Extend the commit text on resetting recurrent state in play.py, picking up right after its last line.

**QUOTED PASSAGE**.
▼▼▼
Resets recurrent state after episode termination in RSL-RL play.py (#3838)

bikcrum · web-flow · commit e69b6d9bbb59 · 2025-11-03T10:36:44.000+01:00
# Description This PR fixes an issue in recurrent policy evaluation where the recurrent state was not being reset after an episode termination. The missing reset caused residual memory to persist between episodes. The fix ensures that `reset()` is now called during evaluation in `play.py` for policy networks, including recurrent. Fixes #3837  ## Type of change - Bug fix (non-breaking change which fixes an issue) ## Screenshots N/A ## Checklist - [x] I have read and understood the [contribution guidelines](https://isaac-sim.github.io/IsaacLab/main/source/refs/contributing.html) - [x] I have run the [`pre-commit` checks](https://pre-commit.com/) with `./isaaclab.sh --format` - [ ] I have made corresponding changes to the documentation where necessary - [x] My changes generate no new warnings - [x] I have added tests verifying that recurrent states are correctly reset during evaluation - [x] I have updated the changelog and corresponding version in the extension’s `config/extension.toml` file - [x] I have added my name to the `CONTRIBUTORS.md` or my name already exists there
diff --git a/scripts/reinforcement_learning/rsl_rl/play.py b/scripts/reinforcement_learning/rsl_rl/play.py
@@ -185,7 +185,9 @@ def main(env_cfg: ManagerBasedRLEnvCfg | DirectRLEnvCfg | DirectMARLEnvCfg, agen
             # agent stepping
             actions = policy(obs)
▲▲▲
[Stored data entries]
▼▼▼
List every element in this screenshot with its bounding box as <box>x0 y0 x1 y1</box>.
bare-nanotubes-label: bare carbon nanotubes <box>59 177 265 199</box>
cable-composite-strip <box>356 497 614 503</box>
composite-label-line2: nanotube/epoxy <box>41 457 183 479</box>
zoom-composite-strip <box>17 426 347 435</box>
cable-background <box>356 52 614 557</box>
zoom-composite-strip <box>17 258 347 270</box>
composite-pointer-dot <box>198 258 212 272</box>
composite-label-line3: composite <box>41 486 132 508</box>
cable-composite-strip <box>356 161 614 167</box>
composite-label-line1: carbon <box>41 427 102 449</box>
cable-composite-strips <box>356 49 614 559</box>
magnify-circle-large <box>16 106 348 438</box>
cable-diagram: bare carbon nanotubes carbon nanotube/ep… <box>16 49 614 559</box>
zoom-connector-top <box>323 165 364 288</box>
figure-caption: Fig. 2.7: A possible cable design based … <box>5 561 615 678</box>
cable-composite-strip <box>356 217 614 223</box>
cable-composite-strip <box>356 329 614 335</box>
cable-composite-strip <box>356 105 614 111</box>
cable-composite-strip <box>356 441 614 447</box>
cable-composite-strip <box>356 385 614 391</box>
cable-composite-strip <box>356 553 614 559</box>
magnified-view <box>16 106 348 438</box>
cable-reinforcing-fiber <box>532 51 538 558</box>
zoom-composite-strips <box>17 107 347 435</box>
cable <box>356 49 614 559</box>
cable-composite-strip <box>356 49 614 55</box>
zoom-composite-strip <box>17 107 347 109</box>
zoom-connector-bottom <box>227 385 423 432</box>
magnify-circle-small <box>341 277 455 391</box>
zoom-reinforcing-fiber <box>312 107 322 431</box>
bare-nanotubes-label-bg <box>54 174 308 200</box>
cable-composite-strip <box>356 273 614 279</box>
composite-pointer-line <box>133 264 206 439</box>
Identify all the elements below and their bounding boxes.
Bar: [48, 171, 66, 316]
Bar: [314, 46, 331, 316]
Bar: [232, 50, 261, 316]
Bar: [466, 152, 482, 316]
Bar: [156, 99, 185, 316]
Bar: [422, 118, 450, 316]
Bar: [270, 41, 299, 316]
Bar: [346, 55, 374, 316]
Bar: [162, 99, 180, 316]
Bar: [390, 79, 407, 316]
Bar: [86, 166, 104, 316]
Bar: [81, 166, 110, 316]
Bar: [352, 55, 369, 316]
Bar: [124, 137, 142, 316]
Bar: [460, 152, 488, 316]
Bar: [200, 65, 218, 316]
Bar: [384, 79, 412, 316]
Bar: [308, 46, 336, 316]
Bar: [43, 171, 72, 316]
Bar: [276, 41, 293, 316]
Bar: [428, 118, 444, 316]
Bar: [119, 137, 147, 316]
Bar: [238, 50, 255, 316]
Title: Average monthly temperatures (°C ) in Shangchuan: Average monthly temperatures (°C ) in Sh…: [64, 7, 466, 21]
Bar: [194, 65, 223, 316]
▲▲▲
**WRITTEN RESPONSE**.
             # env stepping
-            obs, _, _, _ = env.step(actions)
+            obs, _, dones, _ = env.step(actions)
+            # reset recurrent states for episodes that have terminated
+            policy_nn.reset(dones)
         if args_cli.video:
             timestep += 1
             # Exit the play loop after recording one video
diff --git a/source/isaaclab/config/extension.toml b/source/isaaclab/config/extension.toml
@@ -1,7 +1,7 @@
 [package]
 
 # Note: Semantic Versioning is used: https://semver.org/
-version = "0.47.5"
+version = "0.47.6"
 
 # Description
 title = "Isaac Lab framework for Robot Learning"
diff --git a/source/isaaclab/docs/CHANGELOG.rst b/source/isaaclab/docs/CHANGELOG.rst
@@ -1,6 +1,16 @@
 Changelog
 ---------
 
+
+0.47.6 (2025-11-01)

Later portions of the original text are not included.